• _Goal_
Locate every line in the items below that contains the string "Recuperados", and copy each of those lines.

• _Data rows_
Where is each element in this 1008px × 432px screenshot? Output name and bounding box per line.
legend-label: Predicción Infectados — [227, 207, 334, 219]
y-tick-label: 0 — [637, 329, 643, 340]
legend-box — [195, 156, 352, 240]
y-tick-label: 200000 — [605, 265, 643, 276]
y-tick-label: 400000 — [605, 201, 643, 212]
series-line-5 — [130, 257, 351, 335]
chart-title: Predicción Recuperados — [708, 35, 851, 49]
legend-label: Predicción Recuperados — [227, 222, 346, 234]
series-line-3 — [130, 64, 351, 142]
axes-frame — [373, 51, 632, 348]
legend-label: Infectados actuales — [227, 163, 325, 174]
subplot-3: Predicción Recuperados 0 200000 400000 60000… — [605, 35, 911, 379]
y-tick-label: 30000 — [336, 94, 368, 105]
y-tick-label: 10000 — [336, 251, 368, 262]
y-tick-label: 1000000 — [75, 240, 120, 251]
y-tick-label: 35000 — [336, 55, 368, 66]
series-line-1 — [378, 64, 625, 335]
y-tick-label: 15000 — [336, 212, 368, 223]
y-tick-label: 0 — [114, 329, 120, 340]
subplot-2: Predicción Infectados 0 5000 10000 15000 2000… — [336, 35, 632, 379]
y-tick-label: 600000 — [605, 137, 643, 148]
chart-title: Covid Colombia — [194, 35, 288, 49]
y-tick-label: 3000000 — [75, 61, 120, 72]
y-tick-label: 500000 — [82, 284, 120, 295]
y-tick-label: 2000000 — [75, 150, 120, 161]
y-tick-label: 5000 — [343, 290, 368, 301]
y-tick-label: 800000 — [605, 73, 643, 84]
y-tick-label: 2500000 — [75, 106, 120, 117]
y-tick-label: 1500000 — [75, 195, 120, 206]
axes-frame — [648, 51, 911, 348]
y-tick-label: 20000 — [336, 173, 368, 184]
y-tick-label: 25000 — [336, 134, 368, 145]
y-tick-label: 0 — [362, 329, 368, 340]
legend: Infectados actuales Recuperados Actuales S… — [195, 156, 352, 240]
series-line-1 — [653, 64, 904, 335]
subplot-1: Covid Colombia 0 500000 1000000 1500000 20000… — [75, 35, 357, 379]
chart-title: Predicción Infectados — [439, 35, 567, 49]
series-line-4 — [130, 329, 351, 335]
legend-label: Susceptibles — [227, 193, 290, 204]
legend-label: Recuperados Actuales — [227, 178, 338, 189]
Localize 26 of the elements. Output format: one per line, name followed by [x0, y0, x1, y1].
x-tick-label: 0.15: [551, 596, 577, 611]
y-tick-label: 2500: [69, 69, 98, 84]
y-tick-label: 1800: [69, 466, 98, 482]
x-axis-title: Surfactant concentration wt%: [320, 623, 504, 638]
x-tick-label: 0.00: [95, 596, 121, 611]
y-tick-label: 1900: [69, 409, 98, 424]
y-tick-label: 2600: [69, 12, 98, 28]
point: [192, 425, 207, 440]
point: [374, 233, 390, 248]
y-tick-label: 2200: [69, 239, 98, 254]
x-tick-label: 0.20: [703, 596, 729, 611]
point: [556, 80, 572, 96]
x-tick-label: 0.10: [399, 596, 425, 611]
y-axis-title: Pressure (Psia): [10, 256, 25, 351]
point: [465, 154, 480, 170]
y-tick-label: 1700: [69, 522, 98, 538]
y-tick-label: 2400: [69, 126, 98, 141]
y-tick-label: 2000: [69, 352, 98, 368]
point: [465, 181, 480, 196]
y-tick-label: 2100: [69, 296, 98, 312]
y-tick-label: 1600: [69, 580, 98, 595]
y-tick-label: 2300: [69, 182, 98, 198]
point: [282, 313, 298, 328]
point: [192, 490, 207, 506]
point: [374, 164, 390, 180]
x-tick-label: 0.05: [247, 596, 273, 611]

• _Response_
chart-title: Predicción Recuperados — [708, 35, 851, 49]
legend-label: Predicción Recuperados — [227, 222, 346, 234]
subplot-3: Predicción Recuperados 0 200000 400000 60000… — [605, 35, 911, 379]
legend: Infectados actuales Recuperados Actuales S… — [195, 156, 352, 240]
legend-label: Recuperados Actuales — [227, 178, 338, 189]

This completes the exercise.